**Challenge**
Render every entry exactly as it appears.

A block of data

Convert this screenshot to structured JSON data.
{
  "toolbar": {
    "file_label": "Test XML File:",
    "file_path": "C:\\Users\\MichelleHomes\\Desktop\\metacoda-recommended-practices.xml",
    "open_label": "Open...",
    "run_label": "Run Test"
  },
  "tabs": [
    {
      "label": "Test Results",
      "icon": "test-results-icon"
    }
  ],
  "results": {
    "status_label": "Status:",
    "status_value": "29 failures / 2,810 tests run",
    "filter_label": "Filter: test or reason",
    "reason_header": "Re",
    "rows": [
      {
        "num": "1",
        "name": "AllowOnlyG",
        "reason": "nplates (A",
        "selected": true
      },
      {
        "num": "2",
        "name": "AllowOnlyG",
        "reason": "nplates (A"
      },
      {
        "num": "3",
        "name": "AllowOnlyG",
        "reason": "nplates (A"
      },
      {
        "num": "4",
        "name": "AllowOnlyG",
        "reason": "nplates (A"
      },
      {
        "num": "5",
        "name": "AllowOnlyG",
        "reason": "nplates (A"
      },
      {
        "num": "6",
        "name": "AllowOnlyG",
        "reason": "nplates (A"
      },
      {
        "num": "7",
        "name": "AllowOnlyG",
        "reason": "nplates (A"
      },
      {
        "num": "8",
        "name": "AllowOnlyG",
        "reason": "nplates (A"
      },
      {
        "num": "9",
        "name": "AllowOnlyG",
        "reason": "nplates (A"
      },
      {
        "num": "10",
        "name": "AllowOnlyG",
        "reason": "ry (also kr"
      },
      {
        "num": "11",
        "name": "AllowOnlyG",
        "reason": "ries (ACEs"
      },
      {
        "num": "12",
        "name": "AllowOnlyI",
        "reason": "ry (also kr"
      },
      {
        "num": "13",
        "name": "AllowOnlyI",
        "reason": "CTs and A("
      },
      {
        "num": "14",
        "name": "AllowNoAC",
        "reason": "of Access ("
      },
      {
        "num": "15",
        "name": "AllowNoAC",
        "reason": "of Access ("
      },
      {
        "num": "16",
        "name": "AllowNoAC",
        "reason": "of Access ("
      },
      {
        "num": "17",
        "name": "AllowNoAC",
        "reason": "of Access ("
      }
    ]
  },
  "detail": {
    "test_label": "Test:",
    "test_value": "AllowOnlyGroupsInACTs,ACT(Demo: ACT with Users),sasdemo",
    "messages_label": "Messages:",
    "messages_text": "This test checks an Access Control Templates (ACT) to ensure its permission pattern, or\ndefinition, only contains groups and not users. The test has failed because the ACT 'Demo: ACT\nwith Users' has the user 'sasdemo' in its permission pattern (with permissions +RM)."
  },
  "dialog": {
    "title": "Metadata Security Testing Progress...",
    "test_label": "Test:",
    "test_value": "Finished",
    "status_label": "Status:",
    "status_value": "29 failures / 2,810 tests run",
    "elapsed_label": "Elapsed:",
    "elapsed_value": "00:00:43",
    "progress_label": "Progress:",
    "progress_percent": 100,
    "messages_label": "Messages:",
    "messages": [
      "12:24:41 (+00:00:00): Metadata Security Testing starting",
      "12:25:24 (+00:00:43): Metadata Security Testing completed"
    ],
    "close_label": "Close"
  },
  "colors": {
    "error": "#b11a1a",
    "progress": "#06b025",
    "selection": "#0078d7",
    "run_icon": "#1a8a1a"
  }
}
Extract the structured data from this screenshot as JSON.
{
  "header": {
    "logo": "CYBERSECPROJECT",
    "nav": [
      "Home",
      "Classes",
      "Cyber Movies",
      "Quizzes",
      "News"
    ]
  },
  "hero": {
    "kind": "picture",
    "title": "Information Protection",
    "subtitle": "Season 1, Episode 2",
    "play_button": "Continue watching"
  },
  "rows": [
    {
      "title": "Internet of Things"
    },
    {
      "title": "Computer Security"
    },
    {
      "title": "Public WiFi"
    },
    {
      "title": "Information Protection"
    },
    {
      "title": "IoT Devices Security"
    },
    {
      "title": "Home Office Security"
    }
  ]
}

**Answer in full**
Convert this screenshot to structured JSON data.
{
  "toolbar": {
    "file_label": "Test XML File:",
    "file_path": "C:\\Users\\MichelleHomes\\Desktop\\metacoda-recommended-practices.xml",
    "open_label": "Open...",
    "run_label": "Run Test"
  },
  "tabs": [
    {
      "label": "Test Results",
      "icon": "test-results-icon"
    }
  ],
  "results": {
    "status_label": "Status:",
    "status_value": "29 failures / 2,810 tests run",
    "filter_label": "Filter: test or reason",
    "reason_header": "Re",
    "rows": [
      {
        "num": "1",
        "name": "AllowOnlyG",
        "reason": "nplates (A",
        "selected": true
      },
      {
        "num": "2",
        "name": "AllowOnlyG",
        "reason": "nplates (A"
      },
      {
        "num": "3",
        "name": "AllowOnlyG",
        "reason": "nplates (A"
      },
      {
        "num": "4",
        "name": "AllowOnlyG",
        "reason": "nplates (A"
      },
      {
        "num": "5",
        "name": "AllowOnlyG",
        "reason": "nplates (A"
      },
      {
        "num": "6",
        "name": "AllowOnlyG",
        "reason": "nplates (A"
      },
      {
        "num": "7",
        "name": "AllowOnlyG",
        "reason": "nplates (A"
      },
      {
        "num": "8",
        "name": "AllowOnlyG",
        "reason": "nplates (A"
      },
      {
        "num": "9",
        "name": "AllowOnlyG",
        "reason": "nplates (A"
      },
      {
        "num": "10",
        "name": "AllowOnlyG",
        "reason": "ry (also kr"
      },
      {
        "num": "11",
        "name": "AllowOnlyG",
        "reason": "ries (ACEs"
      },
      {
        "num": "12",
        "name": "AllowOnlyI",
        "reason": "ry (also kr"
      },
      {
        "num": "13",
        "name": "AllowOnlyI",
        "reason": "CTs and A("
      },
      {
        "num": "14",
        "name": "AllowNoAC",
        "reason": "of Access ("
      },
      {
        "num": "15",
        "name": "AllowNoAC",
        "reason": "of Access ("
      },
      {
        "num": "16",
        "name": "AllowNoAC",
        "reason": "of Access ("
      },
      {
        "num": "17",
        "name": "AllowNoAC",
        "reason": "of Access ("
      }
    ]
  },
  "detail": {
    "test_label": "Test:",
    "test_value": "AllowOnlyGroupsInACTs,ACT(Demo: ACT with Users),sasdemo",
    "messages_label": "Messages:",
    "messages_text": "This test checks an Access Control Templates (ACT) to ensure its permission pattern, or\ndefinition, only contains groups and not users. The test has failed because the ACT 'Demo: ACT\nwith Users' has the user 'sasdemo' in its permission pattern (with permissions +RM)."
  },
  "dialog": {
    "title": "Metadata Security Testing Progress...",
    "test_label": "Test:",
    "test_value": "Finished",
    "status_label": "Status:",
    "status_value": "29 failures / 2,810 tests run",
    "elapsed_label": "Elapsed:",
    "elapsed_value": "00:00:43",
    "progress_label": "Progress:",
    "progress_percent": 100,
    "messages_label": "Messages:",
    "messages": [
      "12:24:41 (+00:00:00): Metadata Security Testing starting",
      "12:25:24 (+00:00:43): Metadata Security Testing completed"
    ],
    "close_label": "Close"
  },
  "colors": {
    "error": "#b11a1a",
    "progress": "#06b025",
    "selection": "#0078d7",
    "run_icon": "#1a8a1a"
  }
}
Extract the structured data from this screenshot as JSON.
{
  "header": {
    "logo": "CYBERSECPROJECT",
    "nav": [
      "Home",
      "Classes",
      "Cyber Movies",
      "Quizzes",
      "News"
    ]
  },
  "hero": {
    "kind": "picture",
    "title": "Information Protection",
    "subtitle": "Season 1, Episode 2",
    "play_button": "Continue watching"
  },
  "rows": [
    {
      "title": "Internet of Things"
    },
    {
      "title": "Computer Security"
    },
    {
      "title": "Public WiFi"
    },
    {
      "title": "Information Protection"
    },
    {
      "title": "IoT Devices Security"
    },
    {
      "title": "Home Office Security"
    }
  ]
}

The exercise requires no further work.